Task to carry out -> Output every line below without omitting or altering anything.

Provided data ->

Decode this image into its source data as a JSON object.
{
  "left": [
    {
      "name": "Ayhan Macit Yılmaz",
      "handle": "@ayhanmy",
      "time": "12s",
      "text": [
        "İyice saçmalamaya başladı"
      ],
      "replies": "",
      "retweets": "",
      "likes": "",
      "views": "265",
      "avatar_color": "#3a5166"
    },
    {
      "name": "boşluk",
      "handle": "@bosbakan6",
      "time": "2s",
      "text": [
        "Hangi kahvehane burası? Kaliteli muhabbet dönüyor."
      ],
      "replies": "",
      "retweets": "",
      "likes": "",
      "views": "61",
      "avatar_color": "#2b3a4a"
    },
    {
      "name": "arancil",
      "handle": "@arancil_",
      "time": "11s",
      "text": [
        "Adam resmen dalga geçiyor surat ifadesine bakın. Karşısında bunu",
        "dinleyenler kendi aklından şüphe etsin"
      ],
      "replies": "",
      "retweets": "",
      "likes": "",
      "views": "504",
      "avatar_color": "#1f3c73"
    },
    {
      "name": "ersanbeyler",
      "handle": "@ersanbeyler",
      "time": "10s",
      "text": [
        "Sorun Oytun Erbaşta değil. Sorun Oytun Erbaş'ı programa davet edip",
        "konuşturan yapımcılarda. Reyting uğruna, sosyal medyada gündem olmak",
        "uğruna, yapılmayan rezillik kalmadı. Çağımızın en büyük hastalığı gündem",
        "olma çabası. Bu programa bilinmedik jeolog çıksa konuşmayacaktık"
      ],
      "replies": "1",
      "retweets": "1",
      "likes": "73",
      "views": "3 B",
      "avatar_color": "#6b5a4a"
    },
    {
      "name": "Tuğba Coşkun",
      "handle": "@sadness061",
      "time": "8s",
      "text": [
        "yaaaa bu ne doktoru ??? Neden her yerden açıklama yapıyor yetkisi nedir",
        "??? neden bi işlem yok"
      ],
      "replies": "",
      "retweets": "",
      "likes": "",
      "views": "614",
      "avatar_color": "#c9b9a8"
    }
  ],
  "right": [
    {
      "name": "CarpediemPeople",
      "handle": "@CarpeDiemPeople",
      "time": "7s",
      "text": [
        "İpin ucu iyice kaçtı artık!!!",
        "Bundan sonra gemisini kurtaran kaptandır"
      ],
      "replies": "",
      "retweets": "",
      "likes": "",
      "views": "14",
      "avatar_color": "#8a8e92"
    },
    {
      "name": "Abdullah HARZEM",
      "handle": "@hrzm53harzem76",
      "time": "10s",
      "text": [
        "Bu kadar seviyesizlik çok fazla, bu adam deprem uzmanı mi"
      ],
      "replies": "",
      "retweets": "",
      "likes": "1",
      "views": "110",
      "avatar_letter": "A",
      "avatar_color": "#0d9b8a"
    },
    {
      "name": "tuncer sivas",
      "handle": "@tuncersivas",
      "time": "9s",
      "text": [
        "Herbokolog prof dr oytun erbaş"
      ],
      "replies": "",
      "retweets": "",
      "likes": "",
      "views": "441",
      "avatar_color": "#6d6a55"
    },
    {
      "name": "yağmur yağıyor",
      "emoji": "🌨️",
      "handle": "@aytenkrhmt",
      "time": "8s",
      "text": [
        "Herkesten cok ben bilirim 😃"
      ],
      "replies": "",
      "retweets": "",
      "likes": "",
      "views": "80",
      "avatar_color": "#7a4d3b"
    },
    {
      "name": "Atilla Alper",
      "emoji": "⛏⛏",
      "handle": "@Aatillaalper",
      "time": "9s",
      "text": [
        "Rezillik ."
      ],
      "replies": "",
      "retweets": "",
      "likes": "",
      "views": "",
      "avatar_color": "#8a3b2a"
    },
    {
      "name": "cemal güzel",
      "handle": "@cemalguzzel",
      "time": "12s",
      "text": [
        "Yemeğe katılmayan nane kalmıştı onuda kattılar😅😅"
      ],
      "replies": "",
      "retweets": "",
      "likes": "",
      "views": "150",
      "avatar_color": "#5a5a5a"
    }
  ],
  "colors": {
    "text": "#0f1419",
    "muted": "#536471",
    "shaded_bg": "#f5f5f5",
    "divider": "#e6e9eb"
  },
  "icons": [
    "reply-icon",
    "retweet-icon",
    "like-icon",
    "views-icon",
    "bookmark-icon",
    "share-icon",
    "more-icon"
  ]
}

The reply ->
Decode this image into its source data as a JSON object.
{
  "left": [
    {
      "name": "Ayhan Macit Yılmaz",
      "handle": "@ayhanmy",
      "time": "12s",
      "text": [
        "İyice saçmalamaya başladı"
      ],
      "replies": "",
      "retweets": "",
      "likes": "",
      "views": "265",
      "avatar_color": "#3a5166"
    },
    {
      "name": "boşluk",
      "handle": "@bosbakan6",
      "time": "2s",
      "text": [
        "Hangi kahvehane burası? Kaliteli muhabbet dönüyor."
      ],
      "replies": "",
      "retweets": "",
      "likes": "",
      "views": "61",
      "avatar_color": "#2b3a4a"
    },
    {
      "name": "arancil",
      "handle": "@arancil_",
      "time": "11s",
      "text": [
        "Adam resmen dalga geçiyor surat ifadesine bakın. Karşısında bunu",
        "dinleyenler kendi aklından şüphe etsin"
      ],
      "replies": "",
      "retweets": "",
      "likes": "",
      "views": "504",
      "avatar_color": "#1f3c73"
    },
    {
      "name": "ersanbeyler",
      "handle": "@ersanbeyler",
      "time": "10s",
      "text": [
        "Sorun Oytun Erbaşta değil. Sorun Oytun Erbaş'ı programa davet edip",
        "konuşturan yapımcılarda. Reyting uğruna, sosyal medyada gündem olmak",
        "uğruna, yapılmayan rezillik kalmadı. Çağımızın en büyük hastalığı gündem",
        "olma çabası. Bu programa bilinmedik jeolog çıksa konuşmayacaktık"
      ],
      "replies": "1",
      "retweets": "1",
      "likes": "73",
      "views": "3 B",
      "avatar_color": "#6b5a4a"
    },
    {
      "name": "Tuğba Coşkun",
      "handle": "@sadness061",
      "time": "8s",
      "text": [
        "yaaaa bu ne doktoru ??? Neden her yerden açıklama yapıyor yetkisi nedir",
        "??? neden bi işlem yok"
      ],
      "replies": "",
      "retweets": "",
      "likes": "",
      "views": "614",
      "avatar_color": "#c9b9a8"
    }
  ],
  "right": [
    {
      "name": "CarpediemPeople",
      "handle": "@CarpeDiemPeople",
      "time": "7s",
      "text": [
        "İpin ucu iyice kaçtı artık!!!",
        "Bundan sonra gemisini kurtaran kaptandır"
      ],
      "replies": "",
      "retweets": "",
      "likes": "",
      "views": "14",
      "avatar_color": "#8a8e92"
    },
    {
      "name": "Abdullah HARZEM",
      "handle": "@hrzm53harzem76",
      "time": "10s",
      "text": [
        "Bu kadar seviyesizlik çok fazla, bu adam deprem uzmanı mi"
      ],
      "replies": "",
      "retweets": "",
      "likes": "1",
      "views": "110",
      "avatar_letter": "A",
      "avatar_color": "#0d9b8a"
    },
    {
      "name": "tuncer sivas",
      "handle": "@tuncersivas",
      "time": "9s",
      "text": [
        "Herbokolog prof dr oytun erbaş"
      ],
      "replies": "",
      "retweets": "",
      "likes": "",
      "views": "441",
      "avatar_color": "#6d6a55"
    },
    {
      "name": "yağmur yağıyor",
      "emoji": "🌨️",
      "handle": "@aytenkrhmt",
      "time": "8s",
      "text": [
        "Herkesten cok ben bilirim 😃"
      ],
      "replies": "",
      "retweets": "",
      "likes": "",
      "views": "80",
      "avatar_color": "#7a4d3b"
    },
    {
      "name": "Atilla Alper",
      "emoji": "⛏⛏",
      "handle": "@Aatillaalper",
      "time": "9s",
      "text": [
        "Rezillik ."
      ],
      "replies": "",
      "retweets": "",
      "likes": "",
      "views": "",
      "avatar_color": "#8a3b2a"
    },
    {
      "name": "cemal güzel",
      "handle": "@cemalguzzel",
      "time": "12s",
      "text": [
        "Yemeğe katılmayan nane kalmıştı onuda kattılar😅😅"
      ],
      "replies": "",
      "retweets": "",
      "likes": "",
      "views": "150",
      "avatar_color": "#5a5a5a"
    }
  ],
  "colors": {
    "text": "#0f1419",
    "muted": "#536471",
    "shaded_bg": "#f5f5f5",
    "divider": "#e6e9eb"
  },
  "icons": [
    "reply-icon",
    "retweet-icon",
    "like-icon",
    "views-icon",
    "bookmark-icon",
    "share-icon",
    "more-icon"
  ]
}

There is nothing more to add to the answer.